* _Text shown_:
--- Begin ---

Maria Lani (Maria Jeleniewicz; 24 June 1895 – 1954) was an aspiring film actress and artists' model. In the late 1920s she was portrayed in paintings and sculpture by over 50 artists, including Bonnard, Chagall, Cocteau, Derain, Matisse, Rouault, and Suzanne Valadon.

==Biography==
Maria Lani was born in Kolno, Poland, and grew up in Częstochowa and in Poland.

She went to Paris in the spring of 1928 and proclaimed herself to be a silent film star who had worked in Berlin. Together with her husband, Maximilian Abramowicz, and her brother, Alexander, the trio claimed to be working on a film which required multiple portraits as part of the plot. She befriended Jean Cocteau, who enthusiastically endorsed the project and with his encouragement, 59 artists made portraits of her.

A limited edition book about Lani and the portraits was published in 1929 by Éditions des Quatre Chemins, Paris with essays by Cocteau, Mac Ramo, and Waldemar George. It included 51 plates of reproductions.

--- End ---

* _Task instructions_:
a) Decide whether each statement agrees with the Maria Lani text: (i) Lani went to Paris in the spring of 1928; (ii) the book about Lani and the portraits was published in Berlin; (iii) Cocteau opposed the film project. Answer yes or no for each, quoting the exact words of the text that decide it.
b) Duplicate the passage of the Maria Lani text from "She went to" up to and including "portraits of her.", word for word.
c) Go on with the Maria Lani text from the point where it stops.
The records come from a different source than the Maria Lani text.

* _Extracted information_:
--- Begin ---

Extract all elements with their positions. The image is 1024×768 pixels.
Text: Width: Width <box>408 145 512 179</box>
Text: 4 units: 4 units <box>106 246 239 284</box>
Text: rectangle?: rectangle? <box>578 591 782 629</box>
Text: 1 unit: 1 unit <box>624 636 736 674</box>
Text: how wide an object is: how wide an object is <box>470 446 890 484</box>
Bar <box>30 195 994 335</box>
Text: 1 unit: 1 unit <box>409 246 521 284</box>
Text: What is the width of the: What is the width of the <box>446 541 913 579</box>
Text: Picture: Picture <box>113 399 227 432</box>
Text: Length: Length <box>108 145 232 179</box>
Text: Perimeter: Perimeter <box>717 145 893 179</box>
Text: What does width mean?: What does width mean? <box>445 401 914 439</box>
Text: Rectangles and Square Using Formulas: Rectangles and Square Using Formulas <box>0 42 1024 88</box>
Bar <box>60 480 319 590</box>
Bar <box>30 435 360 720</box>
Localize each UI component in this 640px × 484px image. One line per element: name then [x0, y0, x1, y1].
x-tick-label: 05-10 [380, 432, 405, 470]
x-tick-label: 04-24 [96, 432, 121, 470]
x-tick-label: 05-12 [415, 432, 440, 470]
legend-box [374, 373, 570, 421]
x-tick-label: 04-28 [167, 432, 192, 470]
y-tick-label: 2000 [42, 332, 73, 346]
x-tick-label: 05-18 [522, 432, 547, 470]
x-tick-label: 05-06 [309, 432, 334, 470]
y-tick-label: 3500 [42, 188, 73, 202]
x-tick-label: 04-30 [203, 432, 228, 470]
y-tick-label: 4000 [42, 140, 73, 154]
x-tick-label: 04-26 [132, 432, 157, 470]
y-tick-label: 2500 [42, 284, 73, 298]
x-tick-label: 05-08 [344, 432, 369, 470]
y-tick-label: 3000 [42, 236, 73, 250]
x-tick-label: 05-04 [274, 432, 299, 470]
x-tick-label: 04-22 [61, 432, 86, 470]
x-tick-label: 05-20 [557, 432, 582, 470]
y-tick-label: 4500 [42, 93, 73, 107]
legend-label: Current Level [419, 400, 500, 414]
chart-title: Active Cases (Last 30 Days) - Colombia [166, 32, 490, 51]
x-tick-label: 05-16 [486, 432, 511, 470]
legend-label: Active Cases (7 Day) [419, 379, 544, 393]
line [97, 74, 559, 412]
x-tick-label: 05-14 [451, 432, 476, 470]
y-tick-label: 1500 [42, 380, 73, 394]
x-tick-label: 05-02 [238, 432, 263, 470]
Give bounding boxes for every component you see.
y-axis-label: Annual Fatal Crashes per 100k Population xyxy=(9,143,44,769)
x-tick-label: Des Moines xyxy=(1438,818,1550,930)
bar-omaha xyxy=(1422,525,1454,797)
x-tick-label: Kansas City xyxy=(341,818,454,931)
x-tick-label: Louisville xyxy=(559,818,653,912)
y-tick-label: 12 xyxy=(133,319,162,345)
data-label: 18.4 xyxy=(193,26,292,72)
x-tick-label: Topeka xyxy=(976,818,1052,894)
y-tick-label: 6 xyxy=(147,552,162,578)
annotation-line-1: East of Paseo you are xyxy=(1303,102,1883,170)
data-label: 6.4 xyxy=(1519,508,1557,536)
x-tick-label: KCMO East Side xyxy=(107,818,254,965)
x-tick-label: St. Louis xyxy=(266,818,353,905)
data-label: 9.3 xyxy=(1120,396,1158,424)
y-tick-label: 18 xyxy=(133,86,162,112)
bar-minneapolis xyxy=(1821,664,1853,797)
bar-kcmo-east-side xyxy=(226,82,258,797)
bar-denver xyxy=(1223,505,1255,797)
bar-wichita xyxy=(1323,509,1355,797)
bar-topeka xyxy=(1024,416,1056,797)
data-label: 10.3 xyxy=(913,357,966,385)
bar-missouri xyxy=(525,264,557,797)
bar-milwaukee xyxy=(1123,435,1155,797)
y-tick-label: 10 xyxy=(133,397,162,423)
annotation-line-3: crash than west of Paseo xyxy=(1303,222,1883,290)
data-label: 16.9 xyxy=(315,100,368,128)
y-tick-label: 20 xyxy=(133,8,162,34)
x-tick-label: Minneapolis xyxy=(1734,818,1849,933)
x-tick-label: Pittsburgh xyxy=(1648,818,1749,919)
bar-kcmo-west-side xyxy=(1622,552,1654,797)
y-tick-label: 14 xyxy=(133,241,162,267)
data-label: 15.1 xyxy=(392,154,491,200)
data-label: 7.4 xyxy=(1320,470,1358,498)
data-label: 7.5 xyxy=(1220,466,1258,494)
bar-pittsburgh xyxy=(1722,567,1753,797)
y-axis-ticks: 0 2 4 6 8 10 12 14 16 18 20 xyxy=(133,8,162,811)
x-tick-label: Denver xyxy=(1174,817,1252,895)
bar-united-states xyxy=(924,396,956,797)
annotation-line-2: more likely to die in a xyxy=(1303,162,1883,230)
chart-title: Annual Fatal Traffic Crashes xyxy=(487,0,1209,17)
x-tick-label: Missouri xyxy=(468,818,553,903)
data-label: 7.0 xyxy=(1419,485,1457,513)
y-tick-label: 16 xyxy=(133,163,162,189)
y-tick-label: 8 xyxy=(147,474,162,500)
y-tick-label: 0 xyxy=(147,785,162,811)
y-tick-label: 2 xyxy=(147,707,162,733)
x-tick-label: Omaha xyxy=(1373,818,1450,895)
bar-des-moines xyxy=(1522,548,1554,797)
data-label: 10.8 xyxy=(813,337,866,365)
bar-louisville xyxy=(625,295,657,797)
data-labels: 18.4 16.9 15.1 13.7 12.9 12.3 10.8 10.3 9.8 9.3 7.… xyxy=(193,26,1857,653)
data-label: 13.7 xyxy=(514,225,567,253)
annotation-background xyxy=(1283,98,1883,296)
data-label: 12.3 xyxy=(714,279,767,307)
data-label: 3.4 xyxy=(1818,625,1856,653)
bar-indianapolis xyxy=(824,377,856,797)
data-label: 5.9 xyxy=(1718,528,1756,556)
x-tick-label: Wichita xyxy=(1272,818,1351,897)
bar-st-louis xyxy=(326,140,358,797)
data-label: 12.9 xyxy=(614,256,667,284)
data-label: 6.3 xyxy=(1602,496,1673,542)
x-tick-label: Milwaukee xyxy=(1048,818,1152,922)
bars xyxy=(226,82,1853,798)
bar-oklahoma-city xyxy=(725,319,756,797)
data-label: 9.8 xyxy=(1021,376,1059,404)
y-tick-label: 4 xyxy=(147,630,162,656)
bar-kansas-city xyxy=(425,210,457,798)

--- End ---

* _Answers below_:
a)
(i) Yes: "She went to Paris in the spring of 1928"
(ii) No: "published in 1929 by Éditions des Quatre Chemins, Paris"
(iii) No: "who enthusiastically endorsed the project"

b)
She went to Paris in the spring of 1928 and proclaimed herself to be a silent film star who had worked in Berlin. Together with her husband, Maximilian Abramowicz, and her brother, Alexander, the trio claimed to be working on a film which required multiple portraits as part of the plot. She befriended Jean Cocteau, who enthusiastically endorsed the project and with his encouragement, 59 artists made portraits of her.

c)
The film never materialized, but the portraits were exhibited as a group in Europe and the United States, and Lani and Abramowicz kept them in their possession.

In 1941 they moved to New York City, where she worked at the Stage Door Canteen, a recreational center for servicemen.

They returned to Paris after the war, where she died in 1954 and was buried in a pauper's grave.

==Notes==
- In the late 1930s, Thomas Mann coauthored a screen play that was inspired by Lani. "Jean Renoir agreed to direct, with Garbo to star."
- The 3 December 1945 issue of Life magazine reproduced 15 of the portraits.
- Lani was an inspiration for fashion designer John Galliano's spring/summer collection in 2011, and he referenced the portraits in the outfits of the models.